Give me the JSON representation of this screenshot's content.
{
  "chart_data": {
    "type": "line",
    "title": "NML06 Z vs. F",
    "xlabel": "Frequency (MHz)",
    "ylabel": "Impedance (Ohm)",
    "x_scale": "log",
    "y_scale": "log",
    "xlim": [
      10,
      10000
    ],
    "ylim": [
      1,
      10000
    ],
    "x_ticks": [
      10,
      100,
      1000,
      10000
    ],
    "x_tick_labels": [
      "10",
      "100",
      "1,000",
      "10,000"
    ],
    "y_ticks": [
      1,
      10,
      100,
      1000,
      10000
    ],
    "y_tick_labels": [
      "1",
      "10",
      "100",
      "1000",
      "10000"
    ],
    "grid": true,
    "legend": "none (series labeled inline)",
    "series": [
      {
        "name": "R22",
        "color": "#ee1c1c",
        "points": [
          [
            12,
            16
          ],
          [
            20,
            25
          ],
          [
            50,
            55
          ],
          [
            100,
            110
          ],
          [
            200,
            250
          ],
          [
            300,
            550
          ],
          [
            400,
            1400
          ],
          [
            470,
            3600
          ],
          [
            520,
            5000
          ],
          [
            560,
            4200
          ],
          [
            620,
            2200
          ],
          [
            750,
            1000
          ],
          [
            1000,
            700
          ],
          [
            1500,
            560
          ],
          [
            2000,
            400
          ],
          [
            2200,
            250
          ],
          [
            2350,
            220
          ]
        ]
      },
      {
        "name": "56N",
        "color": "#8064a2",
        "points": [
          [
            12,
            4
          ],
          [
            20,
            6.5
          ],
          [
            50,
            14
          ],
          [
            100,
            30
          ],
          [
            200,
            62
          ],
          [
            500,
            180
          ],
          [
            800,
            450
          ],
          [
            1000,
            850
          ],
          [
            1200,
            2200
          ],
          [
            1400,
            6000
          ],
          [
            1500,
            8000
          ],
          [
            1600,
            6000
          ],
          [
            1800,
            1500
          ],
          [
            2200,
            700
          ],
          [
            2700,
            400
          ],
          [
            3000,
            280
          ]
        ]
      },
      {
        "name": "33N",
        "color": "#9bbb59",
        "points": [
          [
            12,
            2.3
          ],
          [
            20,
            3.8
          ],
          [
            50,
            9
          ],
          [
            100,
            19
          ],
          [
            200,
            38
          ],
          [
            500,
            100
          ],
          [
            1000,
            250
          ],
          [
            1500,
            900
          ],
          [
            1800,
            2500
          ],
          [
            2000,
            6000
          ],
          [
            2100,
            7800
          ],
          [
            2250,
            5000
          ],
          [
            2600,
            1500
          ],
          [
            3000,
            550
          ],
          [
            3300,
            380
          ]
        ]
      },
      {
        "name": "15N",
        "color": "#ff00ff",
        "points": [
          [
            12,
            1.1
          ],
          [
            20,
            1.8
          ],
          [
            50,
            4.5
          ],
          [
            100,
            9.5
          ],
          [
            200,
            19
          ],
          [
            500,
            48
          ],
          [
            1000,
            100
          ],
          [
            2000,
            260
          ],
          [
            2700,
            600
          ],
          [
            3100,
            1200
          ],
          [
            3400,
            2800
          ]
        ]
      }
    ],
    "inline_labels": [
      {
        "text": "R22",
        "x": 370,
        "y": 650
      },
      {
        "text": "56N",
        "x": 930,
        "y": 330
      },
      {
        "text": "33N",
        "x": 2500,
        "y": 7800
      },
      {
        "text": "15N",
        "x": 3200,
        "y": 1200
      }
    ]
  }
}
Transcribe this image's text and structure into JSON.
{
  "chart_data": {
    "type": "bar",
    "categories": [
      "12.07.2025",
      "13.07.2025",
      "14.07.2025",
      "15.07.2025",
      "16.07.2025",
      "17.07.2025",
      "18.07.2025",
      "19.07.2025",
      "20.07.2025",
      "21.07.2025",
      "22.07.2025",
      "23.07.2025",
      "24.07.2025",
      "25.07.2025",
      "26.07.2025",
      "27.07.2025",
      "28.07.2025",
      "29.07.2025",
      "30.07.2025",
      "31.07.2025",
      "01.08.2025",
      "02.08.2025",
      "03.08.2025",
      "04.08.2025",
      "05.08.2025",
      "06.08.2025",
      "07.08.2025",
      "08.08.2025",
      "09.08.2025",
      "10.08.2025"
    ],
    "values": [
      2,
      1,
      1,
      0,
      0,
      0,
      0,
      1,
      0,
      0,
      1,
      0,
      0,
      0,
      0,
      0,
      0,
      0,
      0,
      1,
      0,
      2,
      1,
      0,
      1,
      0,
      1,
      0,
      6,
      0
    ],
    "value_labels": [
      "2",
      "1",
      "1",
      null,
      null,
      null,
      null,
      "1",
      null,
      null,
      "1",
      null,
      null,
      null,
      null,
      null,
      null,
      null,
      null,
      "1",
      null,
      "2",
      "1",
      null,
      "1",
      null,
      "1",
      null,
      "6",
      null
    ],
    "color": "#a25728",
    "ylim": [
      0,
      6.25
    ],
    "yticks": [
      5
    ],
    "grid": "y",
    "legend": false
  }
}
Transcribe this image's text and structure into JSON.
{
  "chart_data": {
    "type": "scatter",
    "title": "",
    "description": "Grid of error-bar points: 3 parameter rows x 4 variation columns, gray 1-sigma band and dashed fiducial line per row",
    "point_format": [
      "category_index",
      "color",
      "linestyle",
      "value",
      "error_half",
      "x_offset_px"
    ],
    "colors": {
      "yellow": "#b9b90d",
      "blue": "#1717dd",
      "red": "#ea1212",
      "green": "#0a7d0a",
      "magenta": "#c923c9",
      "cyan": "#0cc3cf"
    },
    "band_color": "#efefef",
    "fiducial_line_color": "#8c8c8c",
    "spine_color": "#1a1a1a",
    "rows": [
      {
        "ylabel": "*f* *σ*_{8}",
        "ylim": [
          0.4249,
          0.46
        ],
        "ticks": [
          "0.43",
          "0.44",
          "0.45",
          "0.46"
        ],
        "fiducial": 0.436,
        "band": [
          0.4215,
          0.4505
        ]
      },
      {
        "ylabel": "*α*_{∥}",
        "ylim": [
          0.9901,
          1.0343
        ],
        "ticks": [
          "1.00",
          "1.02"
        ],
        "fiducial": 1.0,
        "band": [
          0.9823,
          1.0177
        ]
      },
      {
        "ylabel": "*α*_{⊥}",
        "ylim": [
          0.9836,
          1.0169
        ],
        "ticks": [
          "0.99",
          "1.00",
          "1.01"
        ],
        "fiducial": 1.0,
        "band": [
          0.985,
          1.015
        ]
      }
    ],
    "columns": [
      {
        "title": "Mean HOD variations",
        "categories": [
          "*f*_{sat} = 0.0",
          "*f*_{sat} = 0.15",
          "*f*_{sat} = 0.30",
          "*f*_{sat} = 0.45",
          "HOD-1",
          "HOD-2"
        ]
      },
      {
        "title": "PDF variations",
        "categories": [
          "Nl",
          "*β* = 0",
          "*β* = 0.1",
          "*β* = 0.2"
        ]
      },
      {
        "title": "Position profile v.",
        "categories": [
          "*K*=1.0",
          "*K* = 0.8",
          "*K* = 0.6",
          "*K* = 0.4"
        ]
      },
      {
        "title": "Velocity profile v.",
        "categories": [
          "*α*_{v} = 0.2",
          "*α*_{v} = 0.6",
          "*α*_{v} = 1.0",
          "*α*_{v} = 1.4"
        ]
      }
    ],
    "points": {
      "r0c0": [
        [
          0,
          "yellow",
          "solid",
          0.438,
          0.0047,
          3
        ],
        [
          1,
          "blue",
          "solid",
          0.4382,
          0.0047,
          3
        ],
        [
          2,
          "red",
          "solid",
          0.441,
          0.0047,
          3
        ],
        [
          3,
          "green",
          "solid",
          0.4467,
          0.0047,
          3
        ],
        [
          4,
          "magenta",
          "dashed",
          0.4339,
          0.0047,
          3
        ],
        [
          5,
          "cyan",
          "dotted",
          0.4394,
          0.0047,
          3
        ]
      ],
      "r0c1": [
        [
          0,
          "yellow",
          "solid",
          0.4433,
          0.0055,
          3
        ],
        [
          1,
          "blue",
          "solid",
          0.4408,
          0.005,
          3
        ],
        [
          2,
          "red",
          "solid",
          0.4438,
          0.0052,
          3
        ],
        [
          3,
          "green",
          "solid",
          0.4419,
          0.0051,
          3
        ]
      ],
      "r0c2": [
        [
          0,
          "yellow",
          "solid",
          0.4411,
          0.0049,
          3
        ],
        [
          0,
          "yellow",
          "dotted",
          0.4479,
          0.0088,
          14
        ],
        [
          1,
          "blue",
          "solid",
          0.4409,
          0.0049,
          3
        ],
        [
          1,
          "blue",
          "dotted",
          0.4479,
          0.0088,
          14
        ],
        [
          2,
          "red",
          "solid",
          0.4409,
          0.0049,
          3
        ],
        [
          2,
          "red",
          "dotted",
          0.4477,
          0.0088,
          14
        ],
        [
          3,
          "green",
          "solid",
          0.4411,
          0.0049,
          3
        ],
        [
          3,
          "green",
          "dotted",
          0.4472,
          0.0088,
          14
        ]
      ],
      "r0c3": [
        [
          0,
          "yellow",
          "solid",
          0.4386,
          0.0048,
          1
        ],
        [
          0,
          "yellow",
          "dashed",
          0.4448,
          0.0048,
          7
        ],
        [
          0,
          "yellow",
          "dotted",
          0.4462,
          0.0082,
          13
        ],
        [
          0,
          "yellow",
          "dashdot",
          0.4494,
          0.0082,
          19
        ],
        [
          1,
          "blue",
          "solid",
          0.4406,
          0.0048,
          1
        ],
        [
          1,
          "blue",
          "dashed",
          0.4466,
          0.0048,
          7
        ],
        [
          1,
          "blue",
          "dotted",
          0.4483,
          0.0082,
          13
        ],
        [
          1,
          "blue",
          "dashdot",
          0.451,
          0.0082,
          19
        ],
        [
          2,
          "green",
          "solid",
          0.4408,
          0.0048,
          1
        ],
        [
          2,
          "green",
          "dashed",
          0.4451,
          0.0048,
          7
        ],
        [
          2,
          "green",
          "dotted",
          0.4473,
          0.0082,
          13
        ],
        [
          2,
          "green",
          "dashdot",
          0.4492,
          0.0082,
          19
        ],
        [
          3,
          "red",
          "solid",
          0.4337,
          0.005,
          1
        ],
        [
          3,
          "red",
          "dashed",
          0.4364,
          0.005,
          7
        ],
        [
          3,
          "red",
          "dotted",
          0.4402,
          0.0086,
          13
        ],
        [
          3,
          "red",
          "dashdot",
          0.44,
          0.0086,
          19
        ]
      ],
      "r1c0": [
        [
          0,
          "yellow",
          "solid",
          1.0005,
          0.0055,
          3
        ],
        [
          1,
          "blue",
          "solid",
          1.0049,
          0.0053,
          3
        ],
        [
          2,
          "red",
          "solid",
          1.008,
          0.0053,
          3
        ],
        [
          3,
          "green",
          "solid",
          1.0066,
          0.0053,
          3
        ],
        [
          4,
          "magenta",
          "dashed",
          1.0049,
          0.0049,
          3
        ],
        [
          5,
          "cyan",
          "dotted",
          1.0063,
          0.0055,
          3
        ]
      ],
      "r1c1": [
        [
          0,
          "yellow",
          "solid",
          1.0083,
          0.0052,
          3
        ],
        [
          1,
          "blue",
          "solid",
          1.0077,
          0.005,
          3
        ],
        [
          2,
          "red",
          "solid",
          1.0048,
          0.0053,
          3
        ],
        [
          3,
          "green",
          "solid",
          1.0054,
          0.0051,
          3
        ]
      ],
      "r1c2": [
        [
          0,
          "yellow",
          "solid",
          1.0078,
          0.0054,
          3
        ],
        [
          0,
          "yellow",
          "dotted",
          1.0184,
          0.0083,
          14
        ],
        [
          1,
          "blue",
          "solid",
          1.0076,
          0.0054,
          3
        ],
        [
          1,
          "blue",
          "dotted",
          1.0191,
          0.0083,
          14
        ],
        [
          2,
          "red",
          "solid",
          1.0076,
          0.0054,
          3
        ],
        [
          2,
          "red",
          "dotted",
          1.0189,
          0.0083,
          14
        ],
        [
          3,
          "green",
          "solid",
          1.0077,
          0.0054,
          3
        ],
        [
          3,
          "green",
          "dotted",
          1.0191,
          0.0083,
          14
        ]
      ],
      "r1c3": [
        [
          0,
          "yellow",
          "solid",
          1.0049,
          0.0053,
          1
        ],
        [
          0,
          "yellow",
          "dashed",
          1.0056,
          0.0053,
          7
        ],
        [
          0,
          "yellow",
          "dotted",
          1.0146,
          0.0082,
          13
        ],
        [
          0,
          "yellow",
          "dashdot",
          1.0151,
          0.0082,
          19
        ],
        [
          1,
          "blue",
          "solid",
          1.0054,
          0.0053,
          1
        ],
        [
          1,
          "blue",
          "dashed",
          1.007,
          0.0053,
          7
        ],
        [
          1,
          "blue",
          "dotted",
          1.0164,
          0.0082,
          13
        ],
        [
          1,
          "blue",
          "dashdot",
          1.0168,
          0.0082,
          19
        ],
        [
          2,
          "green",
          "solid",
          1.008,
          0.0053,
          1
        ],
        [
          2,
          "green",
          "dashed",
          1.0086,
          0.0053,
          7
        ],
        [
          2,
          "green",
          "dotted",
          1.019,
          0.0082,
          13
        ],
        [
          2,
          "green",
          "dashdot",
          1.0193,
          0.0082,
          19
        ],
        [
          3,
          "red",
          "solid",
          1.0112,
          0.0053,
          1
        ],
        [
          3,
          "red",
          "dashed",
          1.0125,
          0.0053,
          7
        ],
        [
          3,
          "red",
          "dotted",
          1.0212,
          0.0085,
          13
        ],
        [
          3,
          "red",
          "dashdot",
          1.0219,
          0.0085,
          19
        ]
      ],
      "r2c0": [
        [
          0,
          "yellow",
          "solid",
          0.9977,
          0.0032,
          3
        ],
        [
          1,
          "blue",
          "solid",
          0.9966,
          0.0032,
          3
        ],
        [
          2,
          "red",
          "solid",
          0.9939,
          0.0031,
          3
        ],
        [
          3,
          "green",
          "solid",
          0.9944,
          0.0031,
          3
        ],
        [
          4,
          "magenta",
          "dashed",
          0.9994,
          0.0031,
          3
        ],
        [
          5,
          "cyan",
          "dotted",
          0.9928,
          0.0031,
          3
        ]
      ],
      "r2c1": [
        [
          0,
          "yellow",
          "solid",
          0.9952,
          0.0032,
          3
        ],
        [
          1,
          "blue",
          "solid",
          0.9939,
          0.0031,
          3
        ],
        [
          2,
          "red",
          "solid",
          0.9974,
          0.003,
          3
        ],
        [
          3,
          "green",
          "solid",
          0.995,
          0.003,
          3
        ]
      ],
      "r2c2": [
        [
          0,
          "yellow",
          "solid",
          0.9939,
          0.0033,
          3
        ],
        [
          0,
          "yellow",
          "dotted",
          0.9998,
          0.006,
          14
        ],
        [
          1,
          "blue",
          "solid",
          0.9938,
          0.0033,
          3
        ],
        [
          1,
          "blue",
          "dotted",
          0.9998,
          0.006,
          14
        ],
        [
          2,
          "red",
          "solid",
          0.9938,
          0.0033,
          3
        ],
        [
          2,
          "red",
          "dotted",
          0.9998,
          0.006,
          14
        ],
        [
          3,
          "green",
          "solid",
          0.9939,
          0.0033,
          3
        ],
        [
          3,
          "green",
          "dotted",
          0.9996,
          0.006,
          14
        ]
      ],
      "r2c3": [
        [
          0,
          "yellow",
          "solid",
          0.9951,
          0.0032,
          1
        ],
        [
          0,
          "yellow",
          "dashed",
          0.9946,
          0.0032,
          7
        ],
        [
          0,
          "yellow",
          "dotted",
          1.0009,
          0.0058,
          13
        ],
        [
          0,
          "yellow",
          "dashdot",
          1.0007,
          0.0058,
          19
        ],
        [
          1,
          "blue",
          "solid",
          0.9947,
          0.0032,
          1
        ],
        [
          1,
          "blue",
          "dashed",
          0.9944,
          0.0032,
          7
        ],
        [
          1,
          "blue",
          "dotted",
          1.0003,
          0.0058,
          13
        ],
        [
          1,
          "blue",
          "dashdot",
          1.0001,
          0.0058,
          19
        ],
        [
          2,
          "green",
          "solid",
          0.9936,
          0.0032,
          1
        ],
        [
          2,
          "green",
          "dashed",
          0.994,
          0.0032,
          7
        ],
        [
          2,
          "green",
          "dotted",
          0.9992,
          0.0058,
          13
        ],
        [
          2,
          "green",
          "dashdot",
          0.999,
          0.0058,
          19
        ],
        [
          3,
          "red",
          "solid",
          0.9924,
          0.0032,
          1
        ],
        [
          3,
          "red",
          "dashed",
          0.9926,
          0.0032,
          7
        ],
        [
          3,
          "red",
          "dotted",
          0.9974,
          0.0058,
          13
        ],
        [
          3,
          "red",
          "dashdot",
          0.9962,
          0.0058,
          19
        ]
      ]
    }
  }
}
---+---
EXERCISE OBJECTIVE »
Check each line of the data above for the string "series", then report how many lines have it, with no other words.

EXPECTED ANSWER »
2